=== MATERIAL SHOWN ===

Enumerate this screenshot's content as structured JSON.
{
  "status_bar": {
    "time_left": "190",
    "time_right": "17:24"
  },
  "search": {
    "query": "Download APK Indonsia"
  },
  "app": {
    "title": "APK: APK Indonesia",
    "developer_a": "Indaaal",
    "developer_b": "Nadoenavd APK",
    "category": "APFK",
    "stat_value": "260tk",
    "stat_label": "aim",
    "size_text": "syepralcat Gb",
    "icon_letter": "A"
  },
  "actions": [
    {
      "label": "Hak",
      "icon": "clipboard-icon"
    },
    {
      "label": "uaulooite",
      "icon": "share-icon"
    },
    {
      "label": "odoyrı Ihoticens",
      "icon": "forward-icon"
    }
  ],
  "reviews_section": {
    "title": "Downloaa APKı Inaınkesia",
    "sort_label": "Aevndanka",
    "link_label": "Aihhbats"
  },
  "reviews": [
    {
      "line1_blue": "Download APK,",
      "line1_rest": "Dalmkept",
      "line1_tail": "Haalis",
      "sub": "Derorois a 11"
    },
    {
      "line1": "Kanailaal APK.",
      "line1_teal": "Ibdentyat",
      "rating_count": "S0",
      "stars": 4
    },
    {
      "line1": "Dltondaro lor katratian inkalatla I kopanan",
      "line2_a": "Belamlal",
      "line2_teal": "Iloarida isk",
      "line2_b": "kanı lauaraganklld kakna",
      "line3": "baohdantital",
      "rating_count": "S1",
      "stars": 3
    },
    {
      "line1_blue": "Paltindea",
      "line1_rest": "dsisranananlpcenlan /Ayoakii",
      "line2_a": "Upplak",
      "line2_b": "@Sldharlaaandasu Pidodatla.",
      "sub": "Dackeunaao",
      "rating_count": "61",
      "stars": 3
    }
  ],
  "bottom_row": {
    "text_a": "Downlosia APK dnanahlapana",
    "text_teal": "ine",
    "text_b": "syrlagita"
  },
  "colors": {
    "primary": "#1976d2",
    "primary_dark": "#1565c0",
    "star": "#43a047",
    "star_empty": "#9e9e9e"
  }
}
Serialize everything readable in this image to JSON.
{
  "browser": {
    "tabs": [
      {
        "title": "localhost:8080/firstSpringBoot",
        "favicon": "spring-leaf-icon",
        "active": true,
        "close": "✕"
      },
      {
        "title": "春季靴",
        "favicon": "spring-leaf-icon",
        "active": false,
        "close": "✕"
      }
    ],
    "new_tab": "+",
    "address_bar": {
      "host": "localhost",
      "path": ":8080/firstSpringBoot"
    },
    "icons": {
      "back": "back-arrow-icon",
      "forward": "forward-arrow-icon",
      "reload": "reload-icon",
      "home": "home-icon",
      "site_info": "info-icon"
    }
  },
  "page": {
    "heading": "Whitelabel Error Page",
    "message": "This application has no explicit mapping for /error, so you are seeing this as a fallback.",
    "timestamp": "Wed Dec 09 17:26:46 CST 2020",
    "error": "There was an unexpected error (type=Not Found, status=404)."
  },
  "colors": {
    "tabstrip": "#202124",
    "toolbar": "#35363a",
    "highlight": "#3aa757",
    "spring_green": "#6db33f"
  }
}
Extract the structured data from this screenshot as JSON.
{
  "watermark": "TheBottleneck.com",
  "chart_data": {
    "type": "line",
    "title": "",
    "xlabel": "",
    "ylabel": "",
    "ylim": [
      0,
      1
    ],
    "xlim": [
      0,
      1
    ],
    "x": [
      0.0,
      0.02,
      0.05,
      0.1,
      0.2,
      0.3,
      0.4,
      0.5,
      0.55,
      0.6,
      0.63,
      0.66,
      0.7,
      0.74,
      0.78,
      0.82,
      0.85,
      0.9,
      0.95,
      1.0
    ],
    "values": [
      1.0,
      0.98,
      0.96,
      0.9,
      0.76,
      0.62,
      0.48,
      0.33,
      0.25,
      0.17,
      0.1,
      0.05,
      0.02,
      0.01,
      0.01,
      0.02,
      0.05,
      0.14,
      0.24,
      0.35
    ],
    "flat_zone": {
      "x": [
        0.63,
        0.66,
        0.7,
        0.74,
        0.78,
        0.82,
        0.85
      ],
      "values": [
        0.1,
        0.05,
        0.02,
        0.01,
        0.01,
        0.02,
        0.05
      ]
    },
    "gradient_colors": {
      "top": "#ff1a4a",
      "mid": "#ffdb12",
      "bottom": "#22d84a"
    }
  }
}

===

* [TASK DETAILS]:
Write out the records shown above, exactly as they appear.

* [WORKED SOLUTION]:
Enumerate this screenshot's content as structured JSON.
{
  "status_bar": {
    "time_left": "190",
    "time_right": "17:24"
  },
  "search": {
    "query": "Download APK Indonsia"
  },
  "app": {
    "title": "APK: APK Indonesia",
    "developer_a": "Indaaal",
    "developer_b": "Nadoenavd APK",
    "category": "APFK",
    "stat_value": "260tk",
    "stat_label": "aim",
    "size_text": "syepralcat Gb",
    "icon_letter": "A"
  },
  "actions": [
    {
      "label": "Hak",
      "icon": "clipboard-icon"
    },
    {
      "label": "uaulooite",
      "icon": "share-icon"
    },
    {
      "label": "odoyrı Ihoticens",
      "icon": "forward-icon"
    }
  ],
  "reviews_section": {
    "title": "Downloaa APKı Inaınkesia",
    "sort_label": "Aevndanka",
    "link_label": "Aihhbats"
  },
  "reviews": [
    {
      "line1_blue": "Download APK,",
      "line1_rest": "Dalmkept",
      "line1_tail": "Haalis",
      "sub": "Derorois a 11"
    },
    {
      "line1": "Kanailaal APK.",
      "line1_teal": "Ibdentyat",
      "rating_count": "S0",
      "stars": 4
    },
    {
      "line1": "Dltondaro lor katratian inkalatla I kopanan",
      "line2_a": "Belamlal",
      "line2_teal": "Iloarida isk",
      "line2_b": "kanı lauaraganklld kakna",
      "line3": "baohdantital",
      "rating_count": "S1",
      "stars": 3
    },
    {
      "line1_blue": "Paltindea",
      "line1_rest": "dsisranananlpcenlan /Ayoakii",
      "line2_a": "Upplak",
      "line2_b": "@Sldharlaaandasu Pidodatla.",
      "sub": "Dackeunaao",
      "rating_count": "61",
      "stars": 3
    }
  ],
  "bottom_row": {
    "text_a": "Downlosia APK dnanahlapana",
    "text_teal": "ine",
    "text_b": "syrlagita"
  },
  "colors": {
    "primary": "#1976d2",
    "primary_dark": "#1565c0",
    "star": "#43a047",
    "star_empty": "#9e9e9e"
  }
}
Serialize everything readable in this image to JSON.
{
  "browser": {
    "tabs": [
      {
        "title": "localhost:8080/firstSpringBoot",
        "favicon": "spring-leaf-icon",
        "active": true,
        "close": "✕"
      },
      {
        "title": "春季靴",
        "favicon": "spring-leaf-icon",
        "active": false,
        "close": "✕"
      }
    ],
    "new_tab": "+",
    "address_bar": {
      "host": "localhost",
      "path": ":8080/firstSpringBoot"
    },
    "icons": {
      "back": "back-arrow-icon",
      "forward": "forward-arrow-icon",
      "reload": "reload-icon",
      "home": "home-icon",
      "site_info": "info-icon"
    }
  },
  "page": {
    "heading": "Whitelabel Error Page",
    "message": "This application has no explicit mapping for /error, so you are seeing this as a fallback.",
    "timestamp": "Wed Dec 09 17:26:46 CST 2020",
    "error": "There was an unexpected error (type=Not Found, status=404)."
  },
  "colors": {
    "tabstrip": "#202124",
    "toolbar": "#35363a",
    "highlight": "#3aa757",
    "spring_green": "#6db33f"
  }
}
Extract the structured data from this screenshot as JSON.
{
  "watermark": "TheBottleneck.com",
  "chart_data": {
    "type": "line",
    "title": "",
    "xlabel": "",
    "ylabel": "",
    "ylim": [
      0,
      1
    ],
    "xlim": [
      0,
      1
    ],
    "x": [
      0.0,
      0.02,
      0.05,
      0.1,
      0.2,
      0.3,
      0.4,
      0.5,
      0.55,
      0.6,
      0.63,
      0.66,
      0.7,
      0.74,
      0.78,
      0.82,
      0.85,
      0.9,
      0.95,
      1.0
    ],
    "values": [
      1.0,
      0.98,
      0.96,
      0.9,
      0.76,
      0.62,
      0.48,
      0.33,
      0.25,
      0.17,
      0.1,
      0.05,
      0.02,
      0.01,
      0.01,
      0.02,
      0.05,
      0.14,
      0.24,
      0.35
    ],
    "flat_zone": {
      "x": [
        0.63,
        0.66,
        0.7,
        0.74,
        0.78,
        0.82,
        0.85
      ],
      "values": [
        0.1,
        0.05,
        0.02,
        0.01,
        0.01,
        0.02,
        0.05
      ]
    },
    "gradient_colors": {
      "top": "#ff1a4a",
      "mid": "#ffdb12",
      "bottom": "#22d84a"
    }
  }
}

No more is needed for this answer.